** START Data for this exercise **

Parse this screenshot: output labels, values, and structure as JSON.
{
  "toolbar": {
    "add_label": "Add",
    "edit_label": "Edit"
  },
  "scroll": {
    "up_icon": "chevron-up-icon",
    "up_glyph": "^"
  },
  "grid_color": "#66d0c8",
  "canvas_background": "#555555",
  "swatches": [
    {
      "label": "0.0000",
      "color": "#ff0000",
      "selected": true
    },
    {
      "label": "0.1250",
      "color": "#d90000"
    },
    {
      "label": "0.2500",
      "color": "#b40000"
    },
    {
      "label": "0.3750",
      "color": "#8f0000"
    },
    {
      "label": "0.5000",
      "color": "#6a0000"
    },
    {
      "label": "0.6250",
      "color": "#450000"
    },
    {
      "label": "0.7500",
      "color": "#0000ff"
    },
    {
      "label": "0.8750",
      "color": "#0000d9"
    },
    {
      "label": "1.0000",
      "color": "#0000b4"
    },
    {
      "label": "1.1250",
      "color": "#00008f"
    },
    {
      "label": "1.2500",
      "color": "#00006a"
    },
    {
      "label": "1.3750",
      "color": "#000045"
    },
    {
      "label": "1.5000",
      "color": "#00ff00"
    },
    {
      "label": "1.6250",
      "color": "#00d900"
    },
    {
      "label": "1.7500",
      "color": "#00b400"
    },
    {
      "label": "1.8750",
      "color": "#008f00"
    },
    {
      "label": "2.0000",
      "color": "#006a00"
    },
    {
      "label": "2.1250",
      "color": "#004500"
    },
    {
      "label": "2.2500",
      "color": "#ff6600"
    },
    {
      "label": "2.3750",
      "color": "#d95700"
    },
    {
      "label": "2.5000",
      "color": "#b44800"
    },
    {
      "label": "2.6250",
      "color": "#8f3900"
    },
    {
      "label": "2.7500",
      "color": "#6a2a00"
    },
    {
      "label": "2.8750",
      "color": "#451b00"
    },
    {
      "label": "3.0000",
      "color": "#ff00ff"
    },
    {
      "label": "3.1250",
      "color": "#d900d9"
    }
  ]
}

** END Data for this exercise **

§ Set task: Write out the records shown above, exactly as they appear.

§ Exercise response:
Parse this screenshot: output labels, values, and structure as JSON.
{
  "toolbar": {
    "add_label": "Add",
    "edit_label": "Edit"
  },
  "scroll": {
    "up_icon": "chevron-up-icon",
    "up_glyph": "^"
  },
  "grid_color": "#66d0c8",
  "canvas_background": "#555555",
  "swatches": [
    {
      "label": "0.0000",
      "color": "#ff0000",
      "selected": true
    },
    {
      "label": "0.1250",
      "color": "#d90000"
    },
    {
      "label": "0.2500",
      "color": "#b40000"
    },
    {
      "label": "0.3750",
      "color": "#8f0000"
    },
    {
      "label": "0.5000",
      "color": "#6a0000"
    },
    {
      "label": "0.6250",
      "color": "#450000"
    },
    {
      "label": "0.7500",
      "color": "#0000ff"
    },
    {
      "label": "0.8750",
      "color": "#0000d9"
    },
    {
      "label": "1.0000",
      "color": "#0000b4"
    },
    {
      "label": "1.1250",
      "color": "#00008f"
    },
    {
      "label": "1.2500",
      "color": "#00006a"
    },
    {
      "label": "1.3750",
      "color": "#000045"
    },
    {
      "label": "1.5000",
      "color": "#00ff00"
    },
    {
      "label": "1.6250",
      "color": "#00d900"
    },
    {
      "label": "1.7500",
      "color": "#00b400"
    },
    {
      "label": "1.8750",
      "color": "#008f00"
    },
    {
      "label": "2.0000",
      "color": "#006a00"
    },
    {
      "label": "2.1250",
      "color": "#004500"
    },
    {
      "label": "2.2500",
      "color": "#ff6600"
    },
    {
      "label": "2.3750",
      "color": "#d95700"
    },
    {
      "label": "2.5000",
      "color": "#b44800"
    },
    {
      "label": "2.6250",
      "color": "#8f3900"
    },
    {
      "label": "2.7500",
      "color": "#6a2a00"
    },
    {
      "label": "2.8750",
      "color": "#451b00"
    },
    {
      "label": "3.0000",
      "color": "#ff00ff"
    },
    {
      "label": "3.1250",
      "color": "#d900d9"
    }
  ]
}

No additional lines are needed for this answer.